>> BEGIN Stored rows

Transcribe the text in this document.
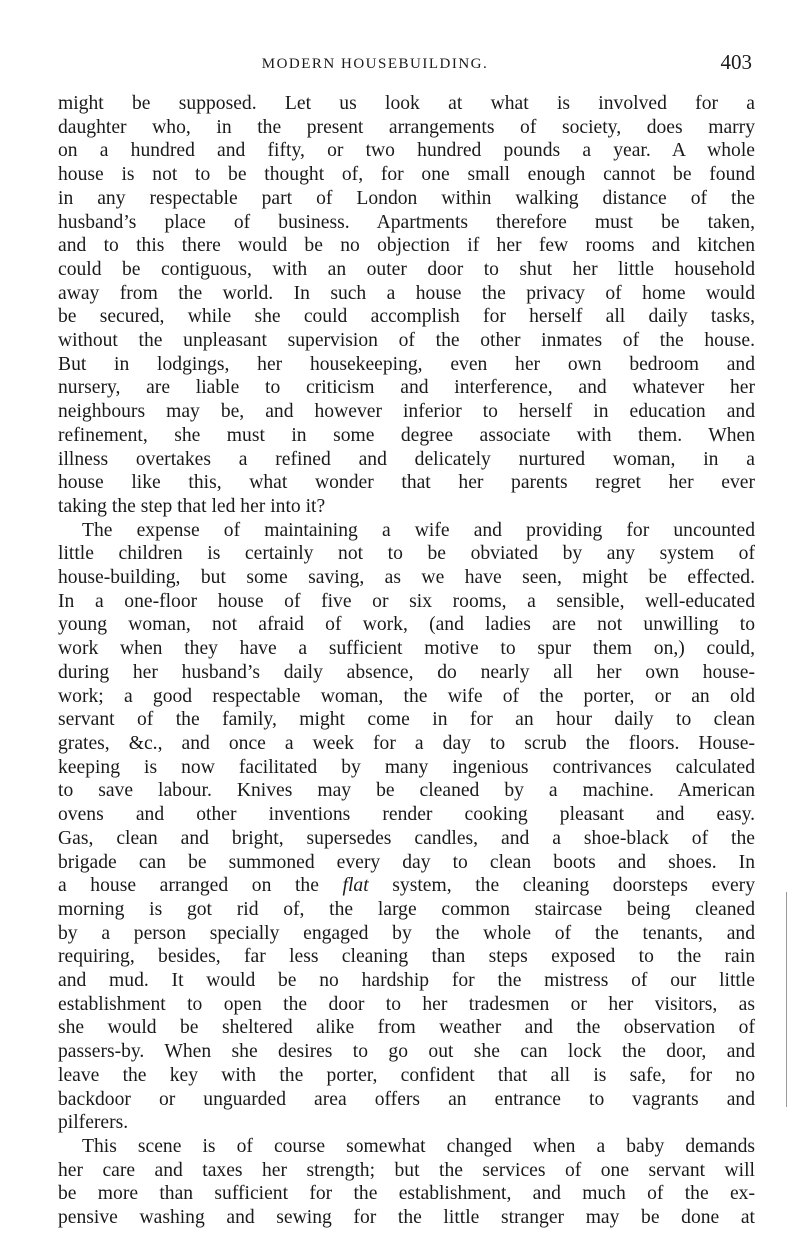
MODERN HOUSEBUILDING.	403
might be supposed. Let us look at what is involved for a
daughter who, in the present arrangements of society, does marry
on a hundred and fifty, or two hundred pounds a year. A whole
house is not to be thought of, for one small enough cannot be found
in any respectable part of London within walking distance of the
husband’s place of business. Apartments therefore must be taken,
and to this there would be no objection if her few rooms and kitchen
could be contiguous, with an outer door to shut her little household
away from the world. In such a house the privacy of home would
be secured, while she could accomplish for herself all daily tasks,
without the unpleasant supervision of the other inmates of the house.
But in lodgings, her housekeeping, even her own bedroom and
nursery, are liable to criticism and interference, and whatever her
neighbours may be, and however inferior to herself in education and
refinement, she must in some degree associate with them. When
illness overtakes a refined and delicately nurtured woman, in a
house like this, what wonder that her parents regret her ever
taking the step that led her into it?
The expense of maintaining a wife and providing for uncounted
little children is certainly not to be obviated by any system of
house-building, but some saving, as we have seen, might be effected.
In a one-floor house of five or six rooms, a sensible, well-educated
young woman, not afraid of work, (and ladies are not unwilling to
work when they have a sufficient motive to spur them on,) could,
during her husband’s daily absence, do nearly all her own house-
work; a good respectable woman, the wife of the porter, or an old
servant of the family, might come in for an hour daily to clean
grates, &c., and once a week for a day to scrub the floors. House-
keeping is now facilitated by many ingenious contrivances calculated
to save labour. Knives may be cleaned by a machine. American
ovens and other inventions render cooking pleasant and easy.
Gas, clean and bright, supersedes candles, and a shoe-black of the
brigade can be summoned every day to clean boots and shoes. In
a house arranged on the flat system, the cleaning doorsteps every
morning is got rid of, the large common staircase being cleaned
by a person specially engaged by the whole of the tenants, and
requiring, besides, far less cleaning than steps exposed to the rain
and mud. It would be no hardship for the mistress of our little
establishment to open the door to her tradesmen or her visitors, as
she would be sheltered alike from weather and the observation of
passers-by. When she desires to go out she can lock the door, and
leave the key with the porter, confident that all is safe, for no
backdoor or unguarded area offers an entrance to vagrants and
pilferers.
This scene is of course somewhat changed when a baby demands
her care and taxes her strength; but the services of one servant will
be more than sufficient for the establishment, and much of the ex-
pensive washing and sewing for the little stranger may be done at
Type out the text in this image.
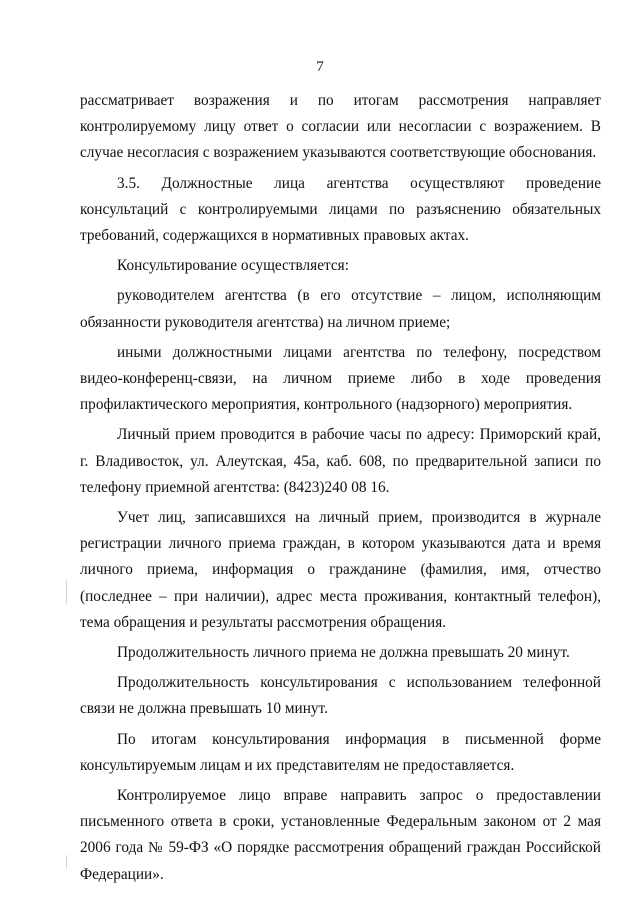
7

рассматривает возражения и по итогам рассмотрения направляет контролируемому лицу ответ о согласии или несогласии с возражением. В случае несогласия с возражением указываются соответствующие обоснования.

3.5. Должностные лица агентства осуществляют проведение консультаций с контролируемыми лицами по разъяснению обязательных требований, содержащихся в нормативных правовых актах.

Консультирование осуществляется:

руководителем агентства (в его отсутствие – лицом, исполняющим обязанности руководителя агентства) на личном приеме;

иными должностными лицами агентства по телефону, посредством видео-конференц-связи, на личном приеме либо в ходе проведения профилактического мероприятия, контрольного (надзорного) мероприятия.

Личный прием проводится в рабочие часы по адресу: Приморский край, г. Владивосток, ул. Алеутская, 45а, каб. 608, по предварительной записи по телефону приемной агентства: (8423)240 08 16.

Учет лиц, записавшихся на личный прием, производится в журнале регистрации личного приема граждан, в котором указываются дата и время личного приема, информация о гражданине (фамилия, имя, отчество (последнее – при наличии), адрес места проживания, контактный телефон), тема обращения и результаты рассмотрения обращения.

Продолжительность личного приема не должна превышать 20 минут.

Продолжительность консультирования с использованием телефонной связи не должна превышать 10 минут.

По итогам консультирования информация в письменной форме консультируемым лицам и их представителям не предоставляется.

Контролируемое лицо вправе направить запрос о предоставлении письменного ответа в сроки, установленные Федеральным законом от 2 мая 2006 года № 59-ФЗ «О порядке рассмотрения обращений граждан Российской Федерации».
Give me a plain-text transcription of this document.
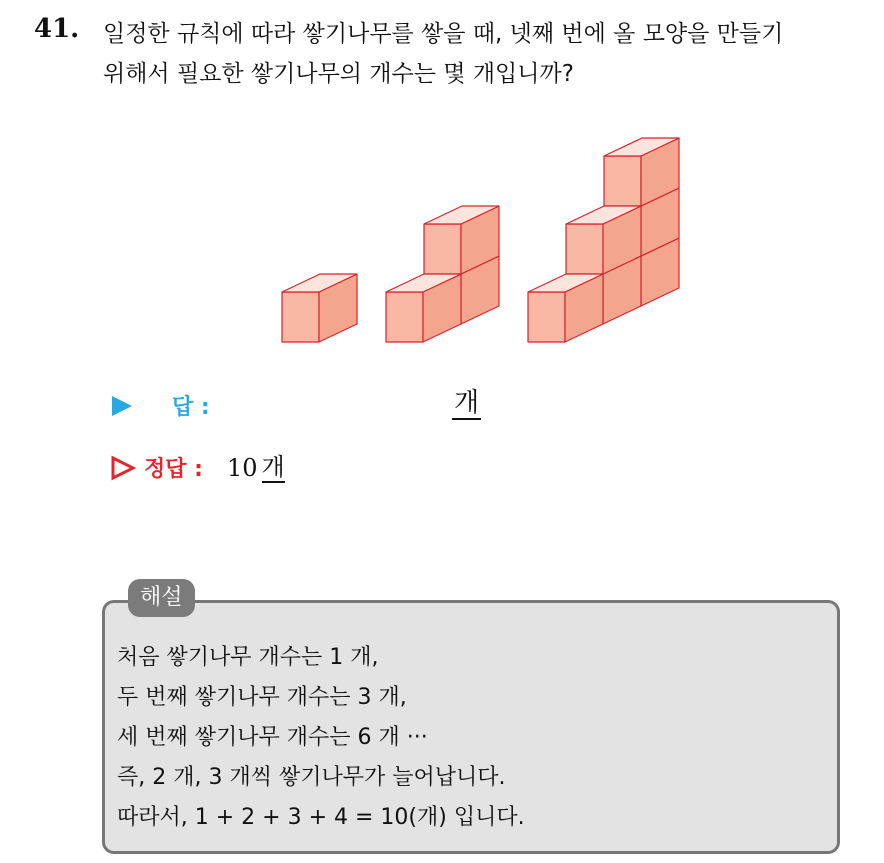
41. 일정한 규칙에 따라 쌓기나무를 쌓을 때, 넷째 번에 올 모양을 만들기
위해서 필요한 쌓기나무의 개수는 몇 개입니까?
답 :	개
정답 : 10 개
해설
처음 쌓기나무 개수는 1 개,
두 번째 쌓기나무 개수는 3 개,
세 번째 쌓기나무 개수는 6 개 ···
즉, 2 개, 3 개씩 쌓기나무가 늘어납니다.
따라서, 1 + 2 + 3 + 4 = 10(개) 입니다.
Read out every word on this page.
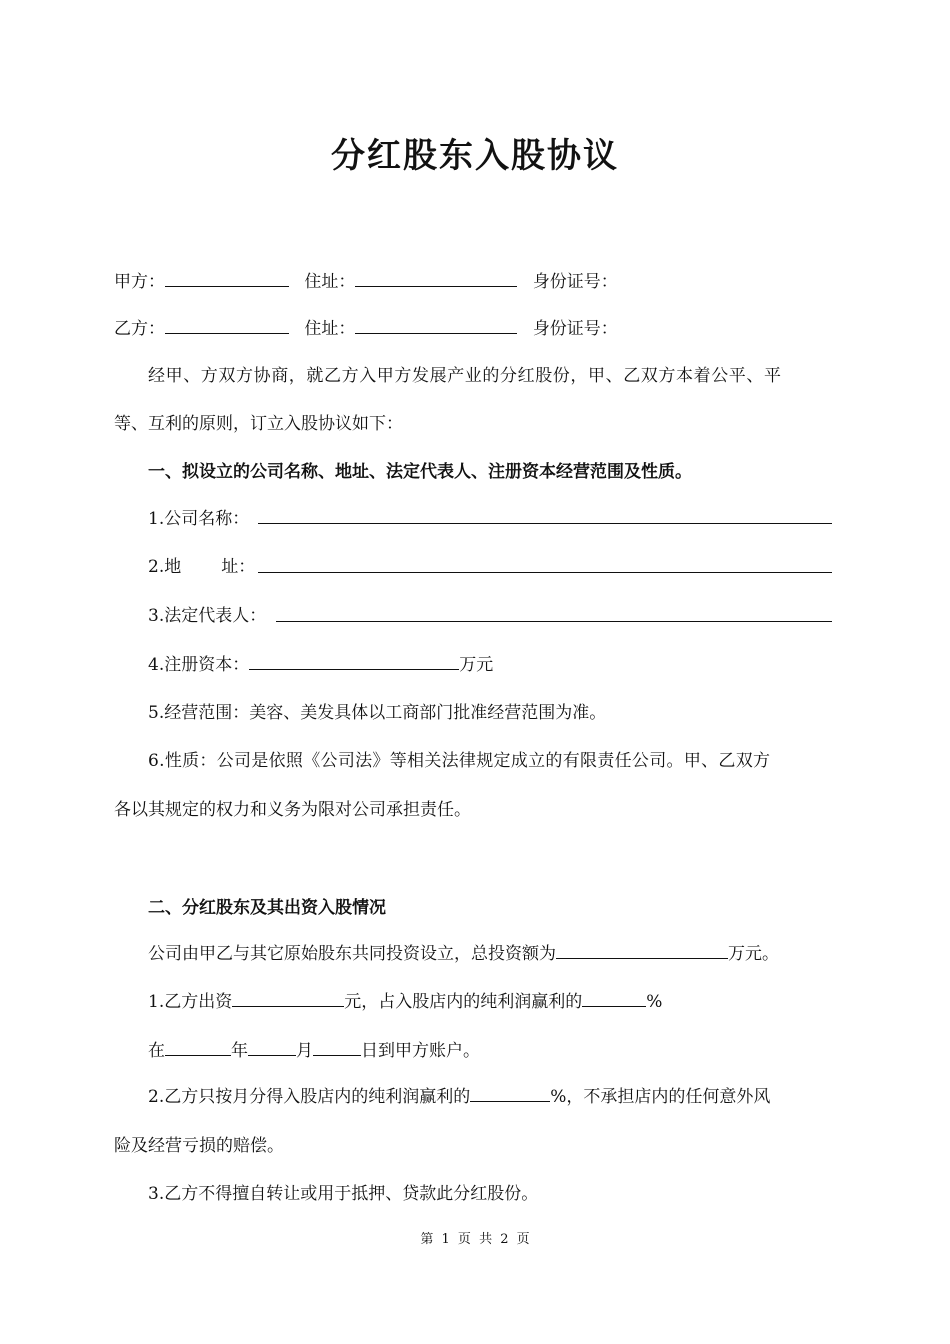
分红股东入股协议
甲方：	住址：	身份证号：
乙方：	住址：	身份证号：
经甲、方双方协商，就乙方入甲方发展产业的分红股份，甲、乙双方本着公平、平
等、互利的原则，订立入股协议如下：
一、拟设立的公司名称、地址、法定代表人、注册资本经营范围及性质。
1.公司名称：
2.地 址：
3.法定代表人：
4.注册资本：	万元
5.经营范围：美容、美发具体以工商部门批准经营范围为准。
6.性质：公司是依照《公司法》等相关法律规定成立的有限责任公司。甲、乙双方
各以其规定的权力和义务为限对公司承担责任。
二、分红股东及其出资入股情况
公司由甲乙与其它原始股东共同投资设立，总投资额为	万元。
1.乙方出资	元，占入股店内的纯利润赢利的	%
在	年	月	日到甲方账户。
2.乙方只按月分得入股店内的纯利润赢利的	%，不承担店内的任何意外风
险及经营亏损的赔偿。
3.乙方不得擅自转让或用于抵押、贷款此分红股份。
第 1 页 共 2 页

>> END Stored rows

Exercise requirements: Repeat each entry exactly. Pictures do not belong in the copy.

Solution for this exercise:
Transcribe the text in this document.
MODERN HOUSEBUILDING.	403
might be supposed. Let us look at what is involved for a
daughter who, in the present arrangements of society, does marry
on a hundred and fifty, or two hundred pounds a year. A whole
house is not to be thought of, for one small enough cannot be found
in any respectable part of London within walking distance of the
husband’s place of business. Apartments therefore must be taken,
and to this there would be no objection if her few rooms and kitchen
could be contiguous, with an outer door to shut her little household
away from the world. In such a house the privacy of home would
be secured, while she could accomplish for herself all daily tasks,
without the unpleasant supervision of the other inmates of the house.
But in lodgings, her housekeeping, even her own bedroom and
nursery, are liable to criticism and interference, and whatever her
neighbours may be, and however inferior to herself in education and
refinement, she must in some degree associate with them. When
illness overtakes a refined and delicately nurtured woman, in a
house like this, what wonder that her parents regret her ever
taking the step that led her into it?
The expense of maintaining a wife and providing for uncounted
little children is certainly not to be obviated by any system of
house-building, but some saving, as we have seen, might be effected.
In a one-floor house of five or six rooms, a sensible, well-educated
young woman, not afraid of work, (and ladies are not unwilling to
work when they have a sufficient motive to spur them on,) could,
during her husband’s daily absence, do nearly all her own house-
work; a good respectable woman, the wife of the porter, or an old
servant of the family, might come in for an hour daily to clean
grates, &c., and once a week for a day to scrub the floors. House-
keeping is now facilitated by many ingenious contrivances calculated
to save labour. Knives may be cleaned by a machine. American
ovens and other inventions render cooking pleasant and easy.
Gas, clean and bright, supersedes candles, and a shoe-black of the
brigade can be summoned every day to clean boots and shoes. In
a house arranged on the flat system, the cleaning doorsteps every
morning is got rid of, the large common staircase being cleaned
by a person specially engaged by the whole of the tenants, and
requiring, besides, far less cleaning than steps exposed to the rain
and mud. It would be no hardship for the mistress of our little
establishment to open the door to her tradesmen or her visitors, as
she would be sheltered alike from weather and the observation of
passers-by. When she desires to go out she can lock the door, and
leave the key with the porter, confident that all is safe, for no
backdoor or unguarded area offers an entrance to vagrants and
pilferers.
This scene is of course somewhat changed when a baby demands
her care and taxes her strength; but the services of one servant will
be more than sufficient for the establishment, and much of the ex-
pensive washing and sewing for the little stranger may be done at
Type out the text in this image.
7

рассматривает возражения и по итогам рассмотрения направляет контролируемому лицу ответ о согласии или несогласии с возражением. В случае несогласия с возражением указываются соответствующие обоснования.

3.5. Должностные лица агентства осуществляют проведение консультаций с контролируемыми лицами по разъяснению обязательных требований, содержащихся в нормативных правовых актах.

Консультирование осуществляется:

руководителем агентства (в его отсутствие – лицом, исполняющим обязанности руководителя агентства) на личном приеме;

иными должностными лицами агентства по телефону, посредством видео-конференц-связи, на личном приеме либо в ходе проведения профилактического мероприятия, контрольного (надзорного) мероприятия.

Личный прием проводится в рабочие часы по адресу: Приморский край, г. Владивосток, ул. Алеутская, 45а, каб. 608, по предварительной записи по телефону приемной агентства: (8423)240 08 16.

Учет лиц, записавшихся на личный прием, производится в журнале регистрации личного приема граждан, в котором указываются дата и время личного приема, информация о гражданине (фамилия, имя, отчество (последнее – при наличии), адрес места проживания, контактный телефон), тема обращения и результаты рассмотрения обращения.

Продолжительность личного приема не должна превышать 20 минут.

Продолжительность консультирования с использованием телефонной связи не должна превышать 10 минут.

По итогам консультирования информация в письменной форме консультируемым лицам и их представителям не предоставляется.

Контролируемое лицо вправе направить запрос о предоставлении письменного ответа в сроки, установленные Федеральным законом от 2 мая 2006 года № 59-ФЗ «О порядке рассмотрения обращений граждан Российской Федерации».
Give me a plain-text transcription of this document.
41. 일정한 규칙에 따라 쌓기나무를 쌓을 때, 넷째 번에 올 모양을 만들기
위해서 필요한 쌓기나무의 개수는 몇 개입니까?
답 :	개
정답 : 10 개
해설
처음 쌓기나무 개수는 1 개,
두 번째 쌓기나무 개수는 3 개,
세 번째 쌓기나무 개수는 6 개 ···
즉, 2 개, 3 개씩 쌓기나무가 늘어납니다.
따라서, 1 + 2 + 3 + 4 = 10(개) 입니다.
Read out every word on this page.
分红股东入股协议
甲方：	住址：	身份证号：
乙方：	住址：	身份证号：
经甲、方双方协商，就乙方入甲方发展产业的分红股份，甲、乙双方本着公平、平
等、互利的原则，订立入股协议如下：
一、拟设立的公司名称、地址、法定代表人、注册资本经营范围及性质。
1.公司名称：
2.地 址：
3.法定代表人：
4.注册资本：	万元
5.经营范围：美容、美发具体以工商部门批准经营范围为准。
6.性质：公司是依照《公司法》等相关法律规定成立的有限责任公司。甲、乙双方
各以其规定的权力和义务为限对公司承担责任。
二、分红股东及其出资入股情况
公司由甲乙与其它原始股东共同投资设立，总投资额为	万元。
1.乙方出资	元，占入股店内的纯利润赢利的	%
在	年	月	日到甲方账户。
2.乙方只按月分得入股店内的纯利润赢利的	%，不承担店内的任何意外风
险及经营亏损的赔偿。
3.乙方不得擅自转让或用于抵押、贷款此分红股份。
第 1 页 共 2 页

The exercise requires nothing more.